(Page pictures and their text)
________________________________________

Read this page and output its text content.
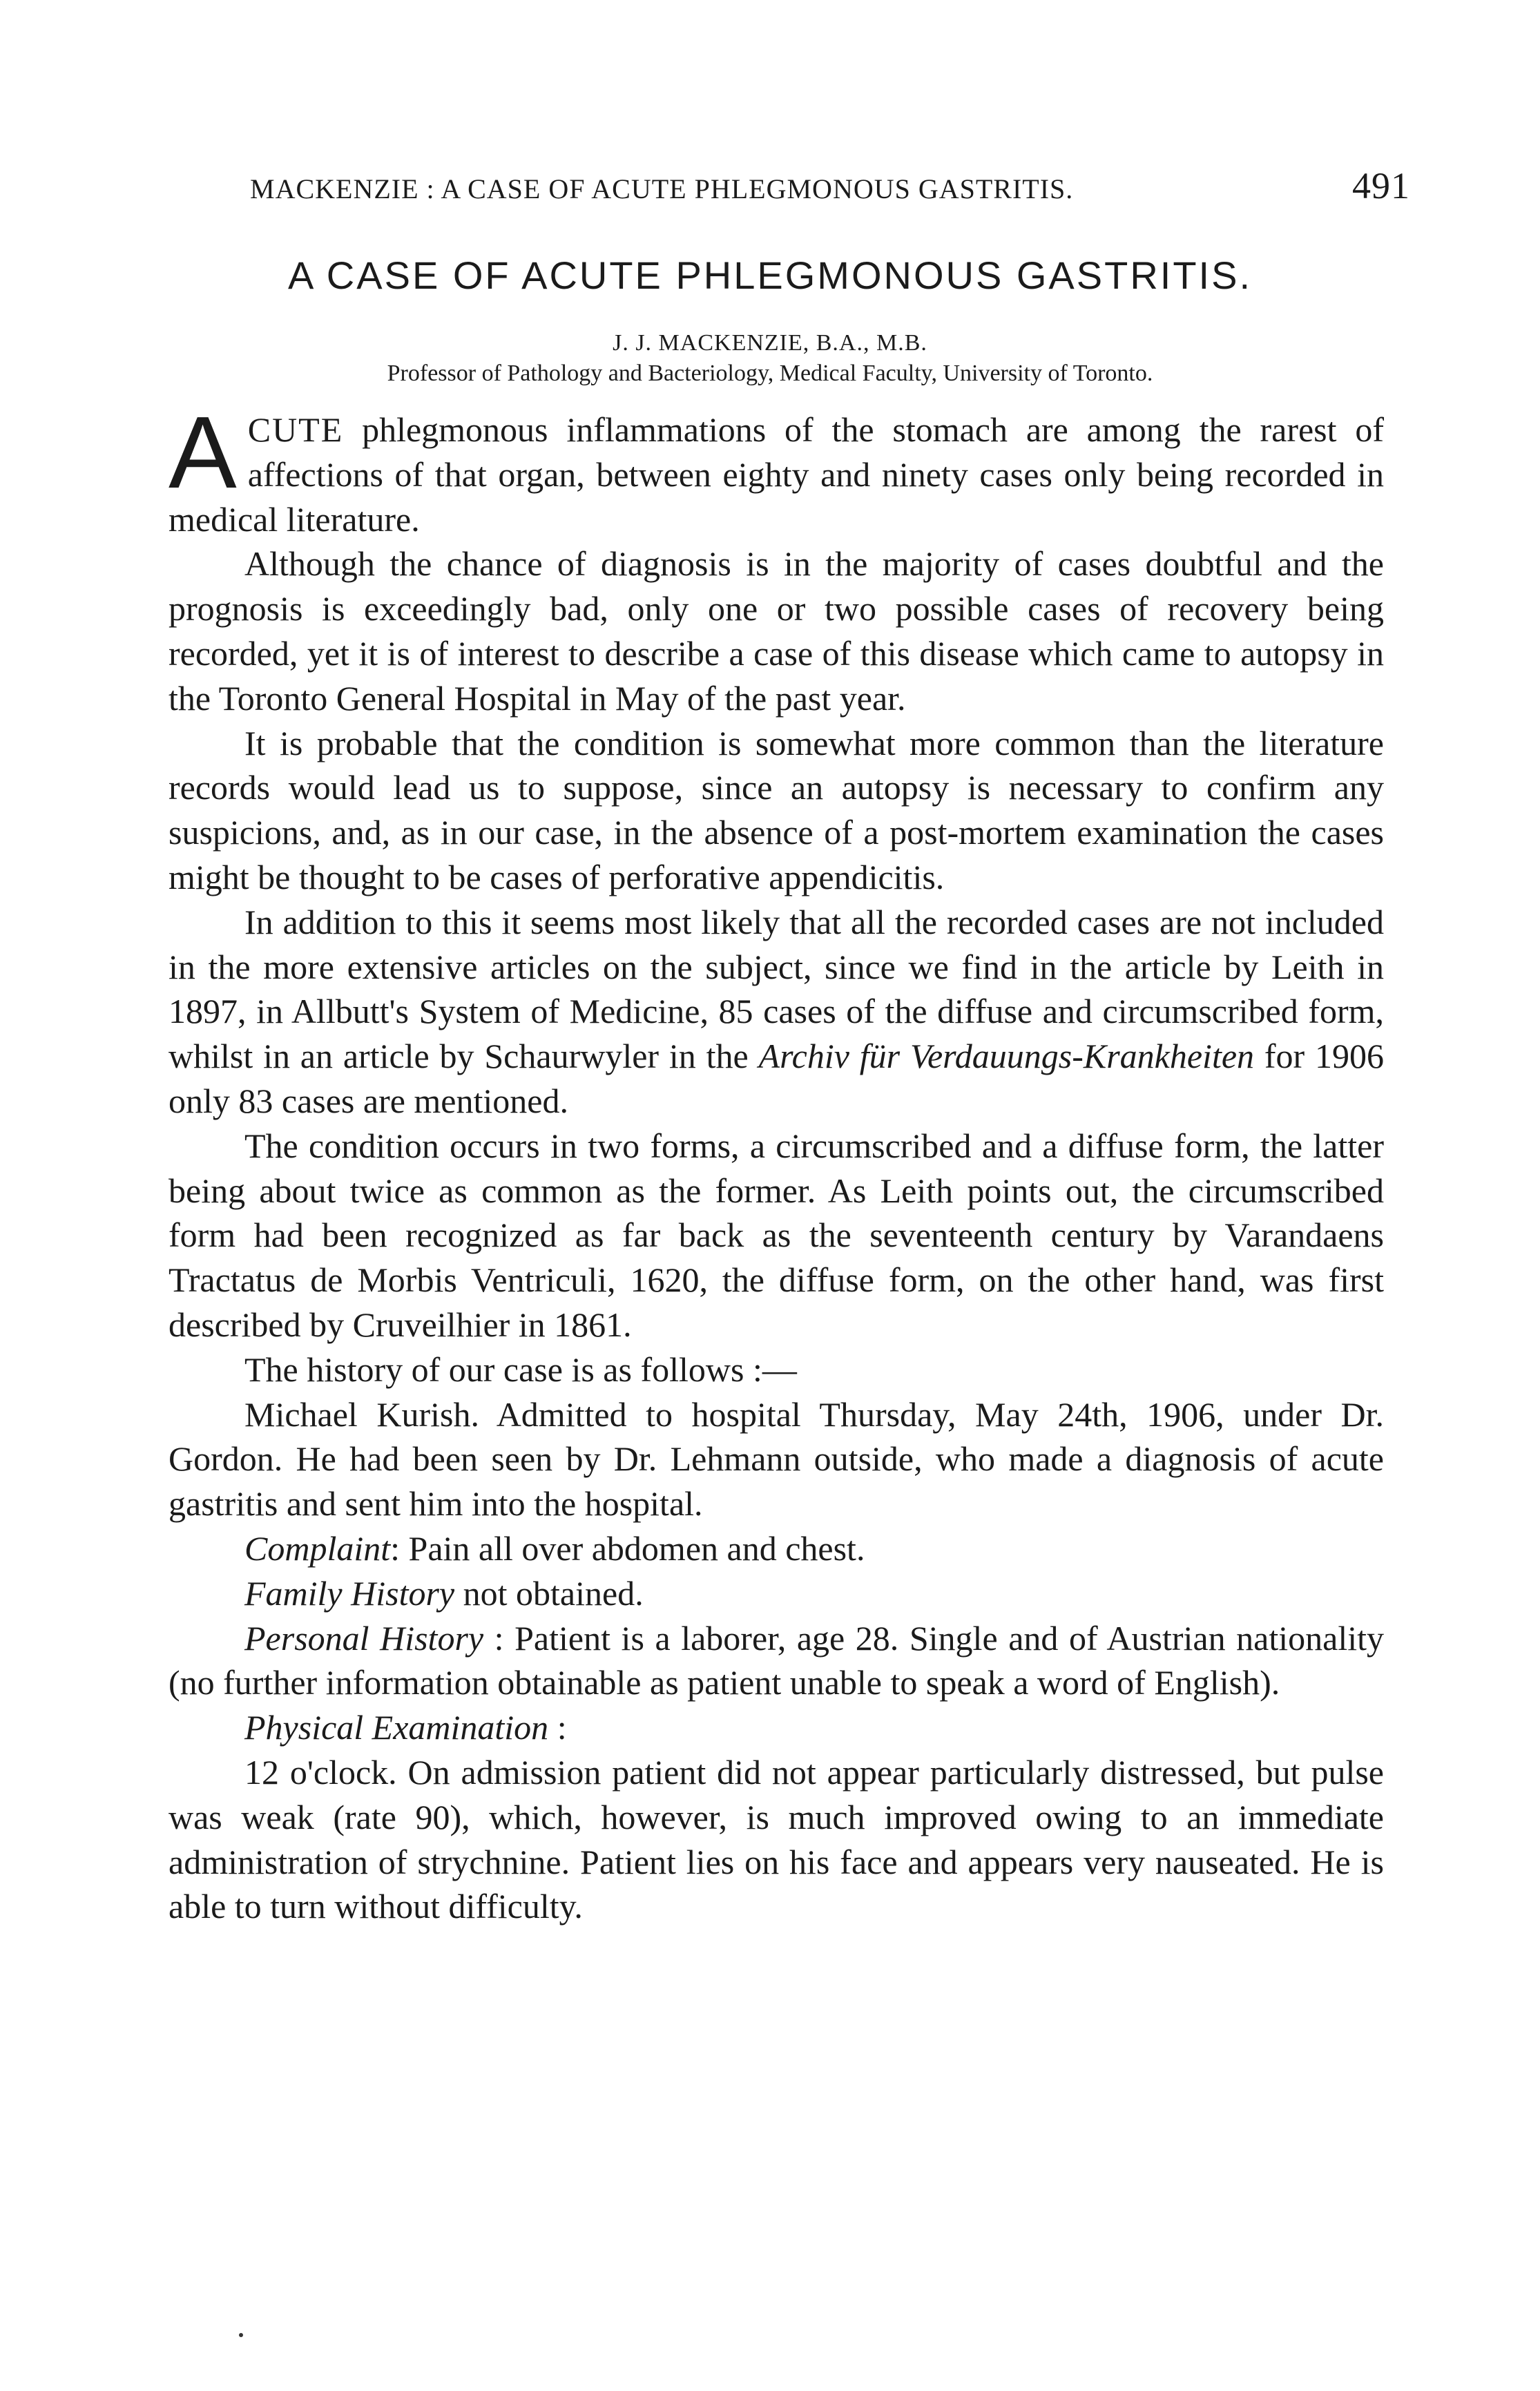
MACKENZIE : A CASE OF ACUTE PHLEGMONOUS GASTRITIS.	491
A CASE OF ACUTE PHLEGMONOUS GASTRITIS.
J. J. MACKENZIE, B.A., M.B.
Professor of Pathology and Bacteriology, Medical Faculty, University of Toronto.

ACUTE phlegmonous inflammations of the stomach are among the rarest of affections of that organ, between eighty and ninety cases only being recorded in medical literature.

Although the chance of diagnosis is in the majority of cases doubtful and the prognosis is exceedingly bad, only one or two possible cases of recovery being recorded, yet it is of interest to describe a case of this disease which came to autopsy in the Toronto General Hospital in May of the past year.

It is probable that the condition is somewhat more common than the literature records would lead us to suppose, since an autopsy is necessary to confirm any suspicions, and, as in our case, in the absence of a post-mortem examination the cases might be thought to be cases of perforative appendicitis.

In addition to this it seems most likely that all the recorded cases are not included in the more extensive articles on the subject, since we find in the article by Leith in 1897, in Allbutt's System of Medicine, 85 cases of the diffuse and circumscribed form, whilst in an article by Schaurwyler in the Archiv für Verdauungs-Krankheiten for 1906 only 83 cases are mentioned.

The condition occurs in two forms, a circumscribed and a diffuse form, the latter being about twice as common as the former. As Leith points out, the circumscribed form had been recognized as far back as the seventeenth century by Varandaens Tractatus de Morbis Ventriculi, 1620, the diffuse form, on the other hand, was first described by Cruveilhier in 1861.

The history of our case is as follows :—

Michael Kurish. Admitted to hospital Thursday, May 24th, 1906, under Dr. Gordon. He had been seen by Dr. Lehmann outside, who made a diagnosis of acute gastritis and sent him into the hospital.

Complaint: Pain all over abdomen and chest.

Family History not obtained.

Personal History : Patient is a laborer, age 28. Single and of Austrian nationality (no further information obtainable as patient unable to speak a word of English).

Physical Examination :

12 o'clock. On admission patient did not appear particularly distressed, but pulse was weak (rate 90), which, however, is much improved owing to an immediate administration of strychnine. Patient lies on his face and appears very nauseated. He is able to turn without difficulty.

________________________________________

Brief
Reproduce the data exactly, please, and omit its pictures.

Exercise solution
Read this page and output its text content.
MACKENZIE : A CASE OF ACUTE PHLEGMONOUS GASTRITIS.	491
A CASE OF ACUTE PHLEGMONOUS GASTRITIS.
J. J. MACKENZIE, B.A., M.B.
Professor of Pathology and Bacteriology, Medical Faculty, University of Toronto.

ACUTE phlegmonous inflammations of the stomach are among the rarest of affections of that organ, between eighty and ninety cases only being recorded in medical literature.

Although the chance of diagnosis is in the majority of cases doubtful and the prognosis is exceedingly bad, only one or two possible cases of recovery being recorded, yet it is of interest to describe a case of this disease which came to autopsy in the Toronto General Hospital in May of the past year.

It is probable that the condition is somewhat more common than the literature records would lead us to suppose, since an autopsy is necessary to confirm any suspicions, and, as in our case, in the absence of a post-mortem examination the cases might be thought to be cases of perforative appendicitis.

In addition to this it seems most likely that all the recorded cases are not included in the more extensive articles on the subject, since we find in the article by Leith in 1897, in Allbutt's System of Medicine, 85 cases of the diffuse and circumscribed form, whilst in an article by Schaurwyler in the Archiv für Verdauungs-Krankheiten for 1906 only 83 cases are mentioned.

The condition occurs in two forms, a circumscribed and a diffuse form, the latter being about twice as common as the former. As Leith points out, the circumscribed form had been recognized as far back as the seventeenth century by Varandaens Tractatus de Morbis Ventriculi, 1620, the diffuse form, on the other hand, was first described by Cruveilhier in 1861.

The history of our case is as follows :—

Michael Kurish. Admitted to hospital Thursday, May 24th, 1906, under Dr. Gordon. He had been seen by Dr. Lehmann outside, who made a diagnosis of acute gastritis and sent him into the hospital.

Complaint: Pain all over abdomen and chest.

Family History not obtained.

Personal History : Patient is a laborer, age 28. Single and of Austrian nationality (no further information obtainable as patient unable to speak a word of English).

Physical Examination :

12 o'clock. On admission patient did not appear particularly distressed, but pulse was weak (rate 90), which, however, is much improved owing to an immediate administration of strychnine. Patient lies on his face and appears very nauseated. He is able to turn without difficulty.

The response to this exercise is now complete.